Set problem >> Print the entries verbatim, leaving out the images they contain.

[Entries from a visual dataset]
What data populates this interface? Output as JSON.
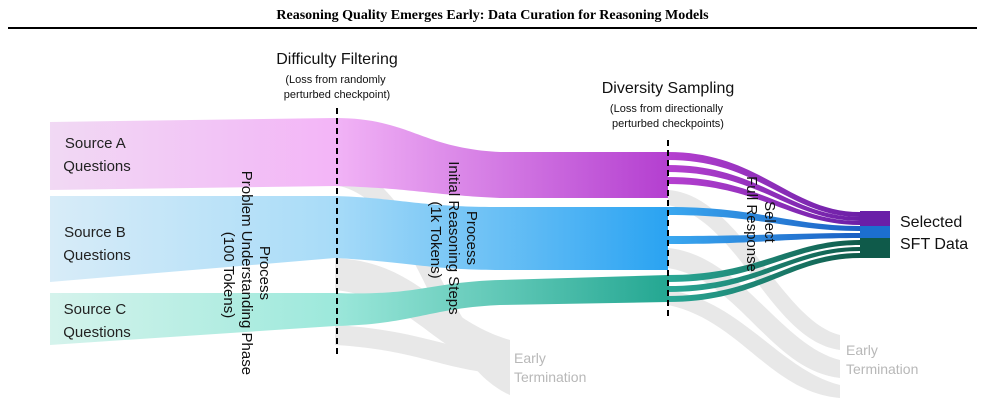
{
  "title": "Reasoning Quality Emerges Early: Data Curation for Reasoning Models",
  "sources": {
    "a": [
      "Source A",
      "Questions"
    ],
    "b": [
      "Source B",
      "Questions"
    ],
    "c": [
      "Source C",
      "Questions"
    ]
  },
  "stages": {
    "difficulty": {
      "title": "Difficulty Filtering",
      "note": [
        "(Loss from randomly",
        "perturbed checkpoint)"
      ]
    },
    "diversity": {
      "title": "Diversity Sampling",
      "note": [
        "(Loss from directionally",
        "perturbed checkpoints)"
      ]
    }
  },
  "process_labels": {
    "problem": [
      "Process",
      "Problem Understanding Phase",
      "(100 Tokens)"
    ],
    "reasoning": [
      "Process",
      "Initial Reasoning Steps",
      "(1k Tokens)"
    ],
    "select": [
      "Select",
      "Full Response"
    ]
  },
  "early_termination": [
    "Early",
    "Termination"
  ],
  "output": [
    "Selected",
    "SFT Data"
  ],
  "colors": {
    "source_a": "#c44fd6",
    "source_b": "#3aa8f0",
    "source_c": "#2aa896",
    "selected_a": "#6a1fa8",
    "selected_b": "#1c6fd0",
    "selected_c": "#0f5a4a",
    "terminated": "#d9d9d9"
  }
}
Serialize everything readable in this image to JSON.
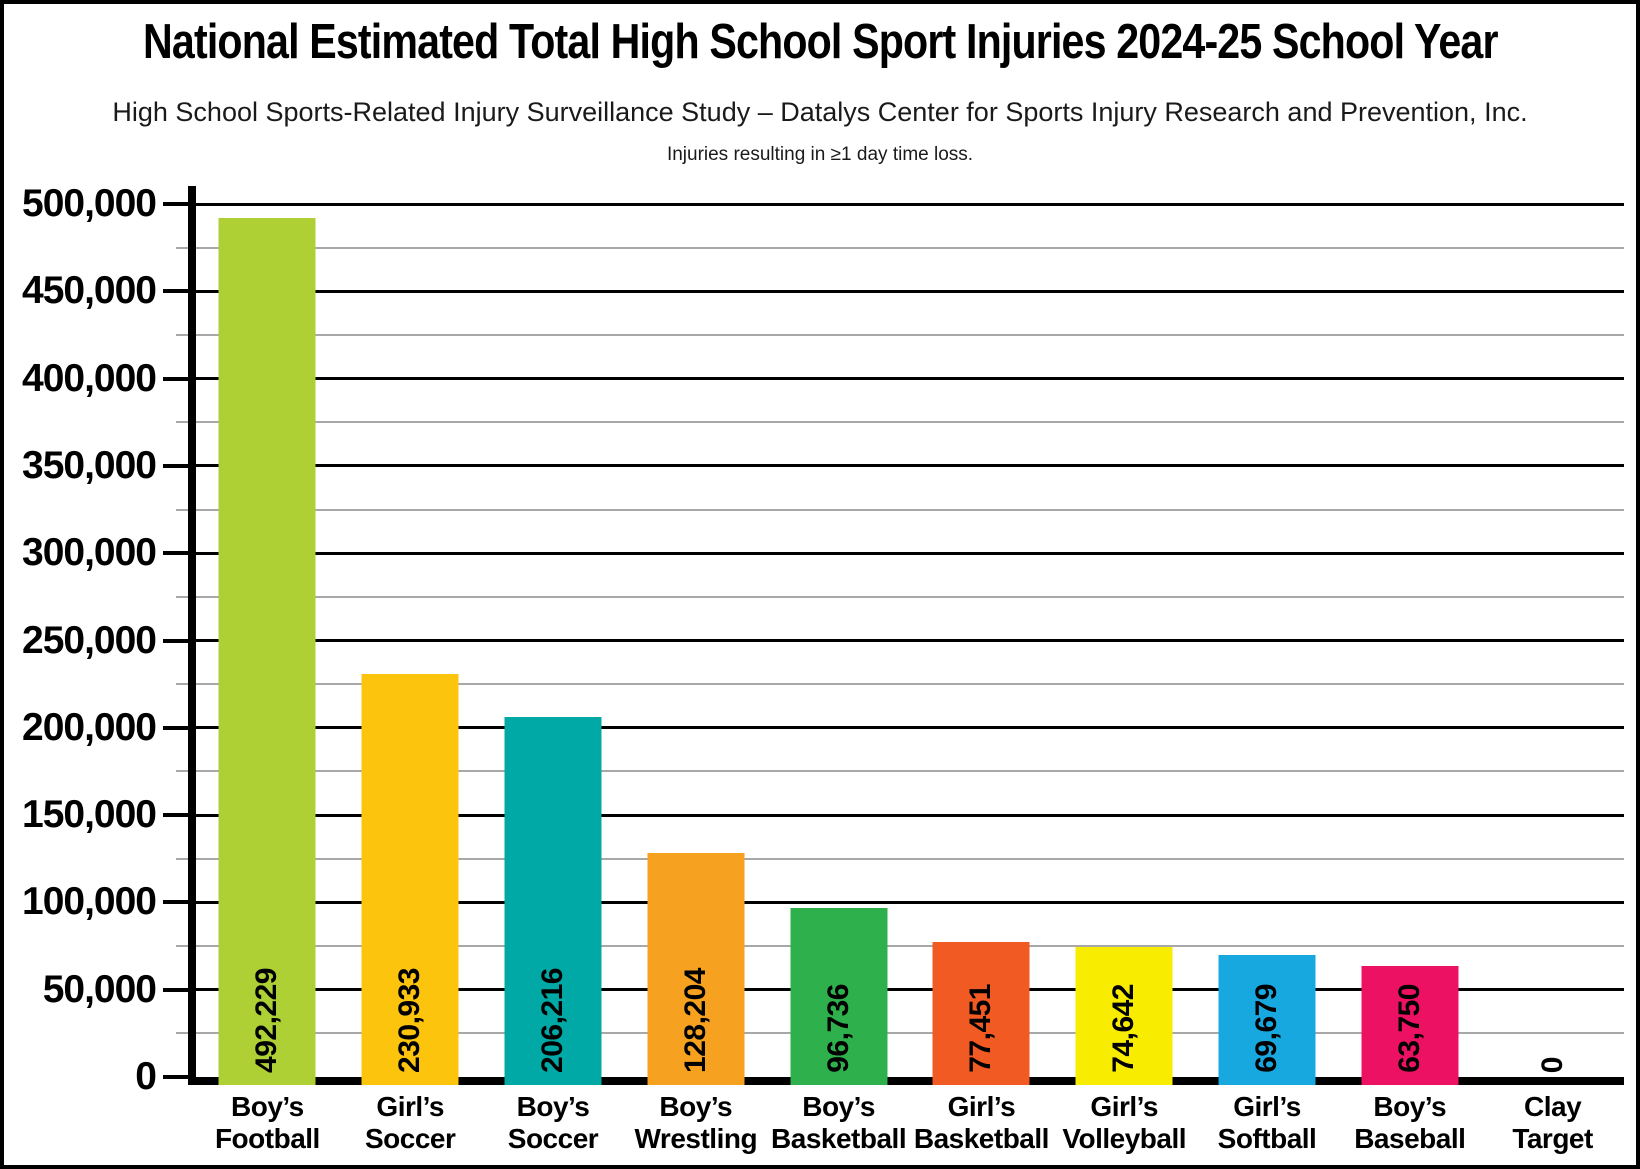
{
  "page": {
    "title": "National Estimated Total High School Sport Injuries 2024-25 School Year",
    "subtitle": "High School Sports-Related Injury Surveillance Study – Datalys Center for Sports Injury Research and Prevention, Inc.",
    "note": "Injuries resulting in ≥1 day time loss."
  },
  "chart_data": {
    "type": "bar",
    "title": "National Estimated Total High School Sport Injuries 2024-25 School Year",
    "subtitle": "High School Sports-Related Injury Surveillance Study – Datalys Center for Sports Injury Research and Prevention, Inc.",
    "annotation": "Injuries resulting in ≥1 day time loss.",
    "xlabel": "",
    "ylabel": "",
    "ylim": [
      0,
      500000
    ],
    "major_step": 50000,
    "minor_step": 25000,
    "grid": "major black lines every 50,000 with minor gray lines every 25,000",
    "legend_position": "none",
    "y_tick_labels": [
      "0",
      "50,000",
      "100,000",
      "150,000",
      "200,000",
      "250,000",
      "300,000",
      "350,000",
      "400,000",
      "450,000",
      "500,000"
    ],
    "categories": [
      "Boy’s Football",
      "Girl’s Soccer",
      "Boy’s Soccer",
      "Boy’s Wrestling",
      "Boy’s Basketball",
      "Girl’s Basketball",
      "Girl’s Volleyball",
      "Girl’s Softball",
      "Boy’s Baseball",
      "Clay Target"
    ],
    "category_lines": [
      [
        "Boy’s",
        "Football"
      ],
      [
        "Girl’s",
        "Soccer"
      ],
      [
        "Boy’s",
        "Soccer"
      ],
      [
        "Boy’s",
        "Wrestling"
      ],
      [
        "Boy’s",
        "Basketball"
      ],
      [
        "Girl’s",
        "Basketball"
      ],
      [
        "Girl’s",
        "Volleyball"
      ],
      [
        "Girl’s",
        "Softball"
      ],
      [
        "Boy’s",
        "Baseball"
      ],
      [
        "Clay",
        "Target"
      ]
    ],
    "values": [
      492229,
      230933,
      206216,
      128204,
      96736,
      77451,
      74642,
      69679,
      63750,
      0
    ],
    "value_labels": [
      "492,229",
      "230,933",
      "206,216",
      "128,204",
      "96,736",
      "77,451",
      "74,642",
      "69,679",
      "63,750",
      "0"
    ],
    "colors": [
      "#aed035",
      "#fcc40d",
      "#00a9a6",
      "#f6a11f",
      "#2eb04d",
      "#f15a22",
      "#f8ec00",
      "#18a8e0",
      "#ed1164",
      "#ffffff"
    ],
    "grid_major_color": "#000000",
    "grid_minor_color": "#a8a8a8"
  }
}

Task solution >>
What data populates this interface? Output as JSON.
{
  "title": "Reasoning Quality Emerges Early: Data Curation for Reasoning Models",
  "sources": {
    "a": [
      "Source A",
      "Questions"
    ],
    "b": [
      "Source B",
      "Questions"
    ],
    "c": [
      "Source C",
      "Questions"
    ]
  },
  "stages": {
    "difficulty": {
      "title": "Difficulty Filtering",
      "note": [
        "(Loss from randomly",
        "perturbed checkpoint)"
      ]
    },
    "diversity": {
      "title": "Diversity Sampling",
      "note": [
        "(Loss from directionally",
        "perturbed checkpoints)"
      ]
    }
  },
  "process_labels": {
    "problem": [
      "Process",
      "Problem Understanding Phase",
      "(100 Tokens)"
    ],
    "reasoning": [
      "Process",
      "Initial Reasoning Steps",
      "(1k Tokens)"
    ],
    "select": [
      "Select",
      "Full Response"
    ]
  },
  "early_termination": [
    "Early",
    "Termination"
  ],
  "output": [
    "Selected",
    "SFT Data"
  ],
  "colors": {
    "source_a": "#c44fd6",
    "source_b": "#3aa8f0",
    "source_c": "#2aa896",
    "selected_a": "#6a1fa8",
    "selected_b": "#1c6fd0",
    "selected_c": "#0f5a4a",
    "terminated": "#d9d9d9"
  }
}
Serialize everything readable in this image to JSON.
{
  "page": {
    "title": "National Estimated Total High School Sport Injuries 2024-25 School Year",
    "subtitle": "High School Sports-Related Injury Surveillance Study – Datalys Center for Sports Injury Research and Prevention, Inc.",
    "note": "Injuries resulting in ≥1 day time loss."
  },
  "chart_data": {
    "type": "bar",
    "title": "National Estimated Total High School Sport Injuries 2024-25 School Year",
    "subtitle": "High School Sports-Related Injury Surveillance Study – Datalys Center for Sports Injury Research and Prevention, Inc.",
    "annotation": "Injuries resulting in ≥1 day time loss.",
    "xlabel": "",
    "ylabel": "",
    "ylim": [
      0,
      500000
    ],
    "major_step": 50000,
    "minor_step": 25000,
    "grid": "major black lines every 50,000 with minor gray lines every 25,000",
    "legend_position": "none",
    "y_tick_labels": [
      "0",
      "50,000",
      "100,000",
      "150,000",
      "200,000",
      "250,000",
      "300,000",
      "350,000",
      "400,000",
      "450,000",
      "500,000"
    ],
    "categories": [
      "Boy’s Football",
      "Girl’s Soccer",
      "Boy’s Soccer",
      "Boy’s Wrestling",
      "Boy’s Basketball",
      "Girl’s Basketball",
      "Girl’s Volleyball",
      "Girl’s Softball",
      "Boy’s Baseball",
      "Clay Target"
    ],
    "category_lines": [
      [
        "Boy’s",
        "Football"
      ],
      [
        "Girl’s",
        "Soccer"
      ],
      [
        "Boy’s",
        "Soccer"
      ],
      [
        "Boy’s",
        "Wrestling"
      ],
      [
        "Boy’s",
        "Basketball"
      ],
      [
        "Girl’s",
        "Basketball"
      ],
      [
        "Girl’s",
        "Volleyball"
      ],
      [
        "Girl’s",
        "Softball"
      ],
      [
        "Boy’s",
        "Baseball"
      ],
      [
        "Clay",
        "Target"
      ]
    ],
    "values": [
      492229,
      230933,
      206216,
      128204,
      96736,
      77451,
      74642,
      69679,
      63750,
      0
    ],
    "value_labels": [
      "492,229",
      "230,933",
      "206,216",
      "128,204",
      "96,736",
      "77,451",
      "74,642",
      "69,679",
      "63,750",
      "0"
    ],
    "colors": [
      "#aed035",
      "#fcc40d",
      "#00a9a6",
      "#f6a11f",
      "#2eb04d",
      "#f15a22",
      "#f8ec00",
      "#18a8e0",
      "#ed1164",
      "#ffffff"
    ],
    "grid_major_color": "#000000",
    "grid_minor_color": "#a8a8a8"
  }
}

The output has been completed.